Task objective ▸
Gather, from the data below, each line in which the word "name" occurs.

---------- Material provided

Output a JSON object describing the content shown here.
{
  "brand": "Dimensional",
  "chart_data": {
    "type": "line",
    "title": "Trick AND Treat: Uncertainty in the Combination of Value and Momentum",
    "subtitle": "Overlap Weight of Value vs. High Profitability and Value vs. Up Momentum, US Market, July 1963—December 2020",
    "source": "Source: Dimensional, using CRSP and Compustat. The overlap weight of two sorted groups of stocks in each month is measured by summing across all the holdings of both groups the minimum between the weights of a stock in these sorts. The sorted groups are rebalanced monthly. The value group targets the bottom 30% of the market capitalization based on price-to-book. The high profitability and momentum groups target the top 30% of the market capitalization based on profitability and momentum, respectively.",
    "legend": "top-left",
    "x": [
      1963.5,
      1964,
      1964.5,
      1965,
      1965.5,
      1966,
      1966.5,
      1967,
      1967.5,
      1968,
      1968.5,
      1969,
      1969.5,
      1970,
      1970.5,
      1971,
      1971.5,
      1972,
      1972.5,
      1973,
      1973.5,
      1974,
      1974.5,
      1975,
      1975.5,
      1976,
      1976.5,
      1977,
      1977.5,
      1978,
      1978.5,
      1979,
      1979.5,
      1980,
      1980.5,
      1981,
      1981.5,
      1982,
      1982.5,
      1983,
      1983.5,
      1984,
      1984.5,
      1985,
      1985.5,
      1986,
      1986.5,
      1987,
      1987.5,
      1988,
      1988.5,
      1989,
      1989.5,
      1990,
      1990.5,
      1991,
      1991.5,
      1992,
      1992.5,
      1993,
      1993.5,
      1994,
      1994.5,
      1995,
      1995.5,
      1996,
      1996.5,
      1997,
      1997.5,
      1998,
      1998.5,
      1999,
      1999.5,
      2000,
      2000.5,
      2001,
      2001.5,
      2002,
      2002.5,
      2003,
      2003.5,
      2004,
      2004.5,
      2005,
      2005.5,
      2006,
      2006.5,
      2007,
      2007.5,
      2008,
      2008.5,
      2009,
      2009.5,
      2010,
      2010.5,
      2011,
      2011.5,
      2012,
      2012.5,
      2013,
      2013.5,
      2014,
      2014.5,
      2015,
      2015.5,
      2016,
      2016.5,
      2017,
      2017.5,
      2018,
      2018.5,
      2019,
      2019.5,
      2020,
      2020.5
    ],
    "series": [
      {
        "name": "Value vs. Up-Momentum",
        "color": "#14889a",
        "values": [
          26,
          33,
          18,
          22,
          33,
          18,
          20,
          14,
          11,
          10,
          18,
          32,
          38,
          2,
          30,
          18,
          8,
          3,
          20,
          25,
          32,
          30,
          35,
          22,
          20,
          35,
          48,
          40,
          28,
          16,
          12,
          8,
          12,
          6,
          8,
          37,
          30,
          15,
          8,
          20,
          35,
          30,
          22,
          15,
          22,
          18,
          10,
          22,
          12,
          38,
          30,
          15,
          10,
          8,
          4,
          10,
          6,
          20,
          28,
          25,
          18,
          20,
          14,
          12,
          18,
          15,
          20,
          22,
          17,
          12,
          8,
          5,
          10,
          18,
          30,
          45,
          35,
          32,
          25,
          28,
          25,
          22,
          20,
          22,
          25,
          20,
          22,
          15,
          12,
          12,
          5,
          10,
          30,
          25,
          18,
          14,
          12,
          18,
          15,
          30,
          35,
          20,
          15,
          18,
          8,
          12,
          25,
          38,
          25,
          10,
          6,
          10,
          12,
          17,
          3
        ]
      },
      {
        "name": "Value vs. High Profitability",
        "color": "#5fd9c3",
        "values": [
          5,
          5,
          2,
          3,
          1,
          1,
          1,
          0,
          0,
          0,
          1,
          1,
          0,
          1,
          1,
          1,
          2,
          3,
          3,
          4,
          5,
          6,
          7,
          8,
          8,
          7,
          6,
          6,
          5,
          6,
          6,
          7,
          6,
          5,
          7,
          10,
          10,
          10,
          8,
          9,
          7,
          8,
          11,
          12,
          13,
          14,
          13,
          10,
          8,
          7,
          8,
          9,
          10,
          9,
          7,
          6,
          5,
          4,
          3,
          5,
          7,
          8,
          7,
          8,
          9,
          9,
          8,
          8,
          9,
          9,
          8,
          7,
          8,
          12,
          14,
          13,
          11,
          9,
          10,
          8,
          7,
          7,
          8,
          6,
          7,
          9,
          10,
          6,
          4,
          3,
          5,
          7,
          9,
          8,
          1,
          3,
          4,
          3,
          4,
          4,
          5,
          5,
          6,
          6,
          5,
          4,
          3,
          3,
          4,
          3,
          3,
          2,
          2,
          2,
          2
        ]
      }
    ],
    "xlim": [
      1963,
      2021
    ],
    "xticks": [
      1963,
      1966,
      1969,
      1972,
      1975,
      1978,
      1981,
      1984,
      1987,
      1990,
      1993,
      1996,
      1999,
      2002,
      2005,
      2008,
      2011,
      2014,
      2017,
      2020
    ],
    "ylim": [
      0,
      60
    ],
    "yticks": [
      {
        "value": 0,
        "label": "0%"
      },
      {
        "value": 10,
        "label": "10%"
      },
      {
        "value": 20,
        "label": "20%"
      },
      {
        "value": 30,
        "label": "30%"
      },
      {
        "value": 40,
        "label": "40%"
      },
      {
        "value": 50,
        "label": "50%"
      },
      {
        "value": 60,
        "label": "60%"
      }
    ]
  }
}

--------------------

The solution ▸
        "name": "Value vs. Up-Momentum",
        "name": "Value vs. High Profitability",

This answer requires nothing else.